Look through the material below for "AD認証". Copy every line that contains it.

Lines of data
+-------+

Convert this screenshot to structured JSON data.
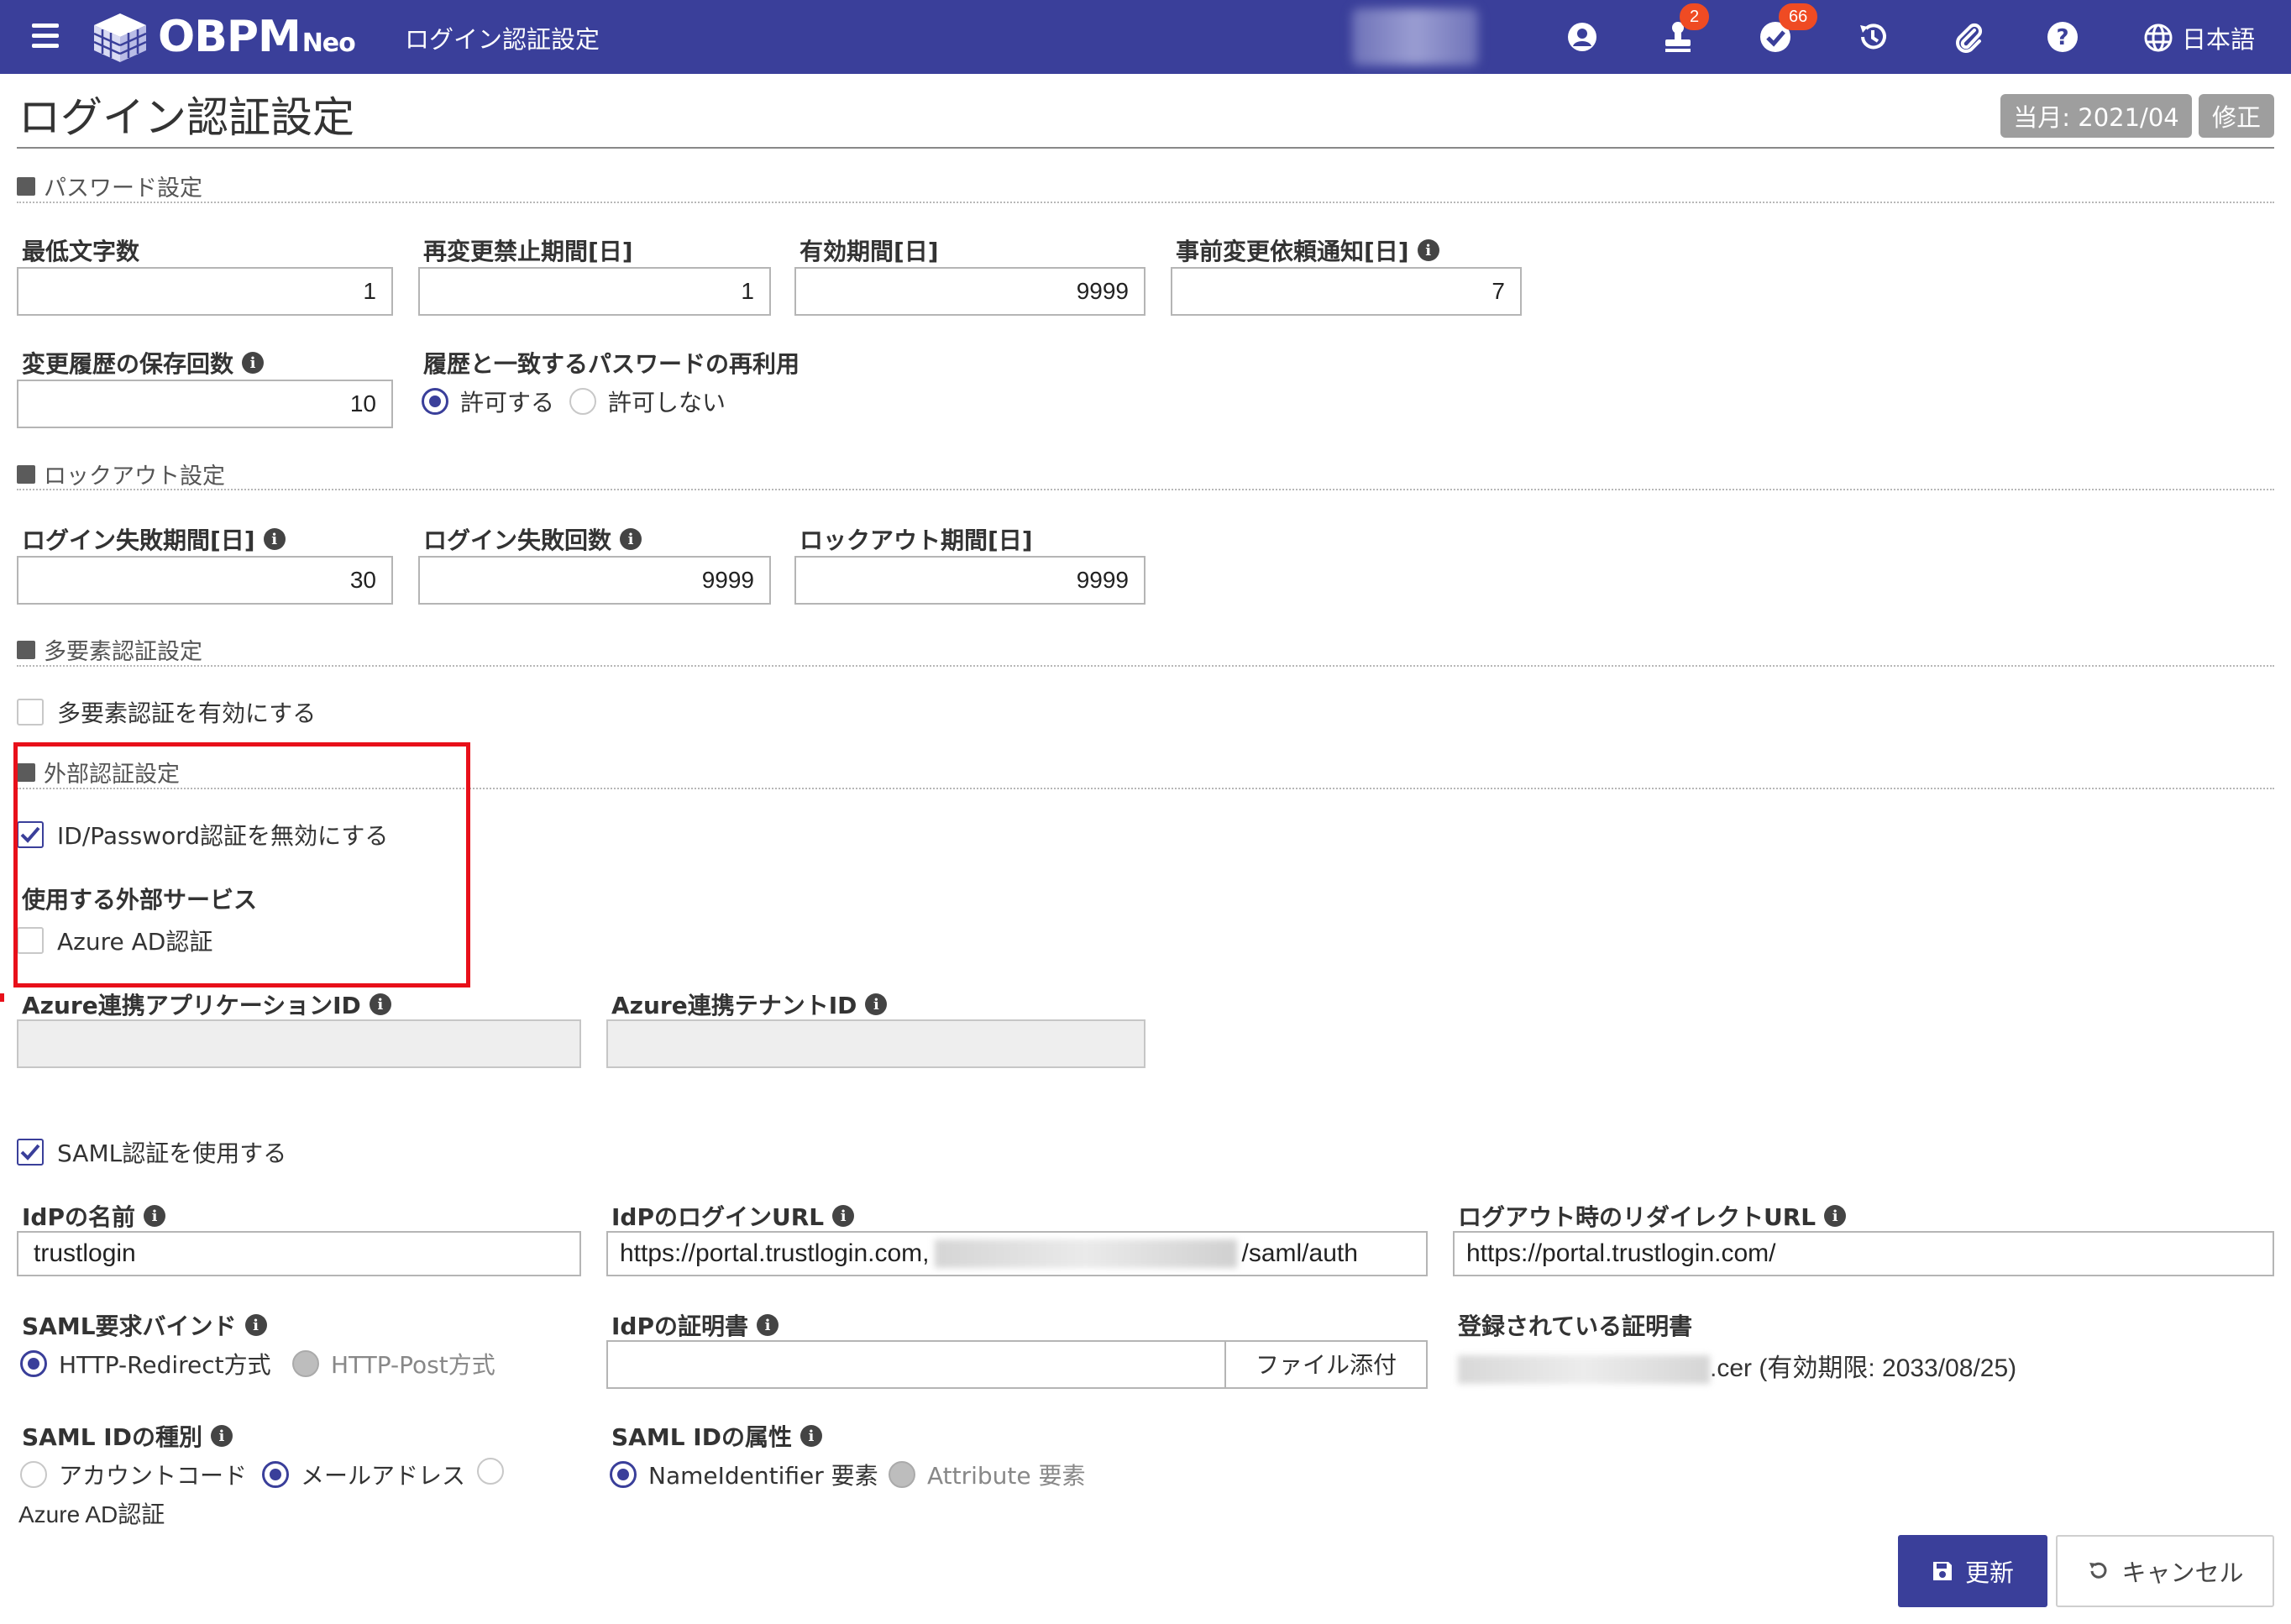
{
  "header": {
    "logo_text": "OBPM",
    "logo_suffix": "Neo",
    "screen_title": "ログイン認証設定",
    "approvals_badge": "2",
    "tasks_badge": "66",
    "language": "日本語",
    "bg_color": "#3a3f9a",
    "badge_color": "#ef4b23"
  },
  "page": {
    "title": "ログイン認証設定",
    "current_month": "当月: 2021/04",
    "edit_label": "修正"
  },
  "password": {
    "section": "パスワード設定",
    "min_length_label": "最低文字数",
    "min_length": "1",
    "no_change_label": "再変更禁止期間[日]",
    "no_change": "1",
    "valid_label": "有効期間[日]",
    "valid": "9999",
    "notify_label": "事前変更依頼通知[日]",
    "notify": "7",
    "history_label": "変更履歴の保存回数",
    "history": "10",
    "reuse_label": "履歴と一致するパスワードの再利用",
    "reuse_allow": "許可する",
    "reuse_deny": "許可しない"
  },
  "lockout": {
    "section": "ロックアウト設定",
    "fail_period_label": "ログイン失敗期間[日]",
    "fail_period": "30",
    "fail_count_label": "ログイン失敗回数",
    "fail_count": "9999",
    "lock_period_label": "ロックアウト期間[日]",
    "lock_period": "9999"
  },
  "mfa": {
    "section": "多要素認証設定",
    "enable_label": "多要素認証を有効にする"
  },
  "external": {
    "section": "外部認証設定",
    "disable_idpw": "ID/Password認証を無効にする",
    "services_label": "使用する外部サービス",
    "azure_label": "Azure AD認証",
    "azure_app_label": "Azure連携アプリケーションID",
    "azure_tenant_label": "Azure連携テナントID"
  },
  "saml": {
    "use_label": "SAML認証を使用する",
    "idp_name_label": "IdPの名前",
    "idp_name": "trustlogin",
    "idp_login_url_label": "IdPのログインURL",
    "idp_login_url_prefix": "https://portal.trustlogin.com,",
    "idp_login_url_suffix": "/saml/auth",
    "logout_url_label": "ログアウト時のリダイレクトURL",
    "logout_url": "https://portal.trustlogin.com/",
    "bind_label": "SAML要求バインド",
    "bind_redirect": "HTTP-Redirect方式",
    "bind_post": "HTTP-Post方式",
    "cert_label": "IdPの証明書",
    "file_attach": "ファイル添付",
    "registered_cert_label": "登録されている証明書",
    "registered_cert_suffix": ".cer (有効期限: 2033/08/25)",
    "id_type_label": "SAML IDの種別",
    "id_type_account": "アカウントコード",
    "id_type_email": "メールアドレス",
    "id_type_azure": "Azure AD認証",
    "id_attr_label": "SAML IDの属性",
    "id_attr_nameid": "NameIdentifier 要素",
    "id_attr_attribute": "Attribute 要素"
  },
  "actions": {
    "update": "更新",
    "cancel": "キャンセル"
  }
}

+-------+

* _Completed task_
    "azure_label": "Azure AD認証",
    "id_type_azure": "Azure AD認証",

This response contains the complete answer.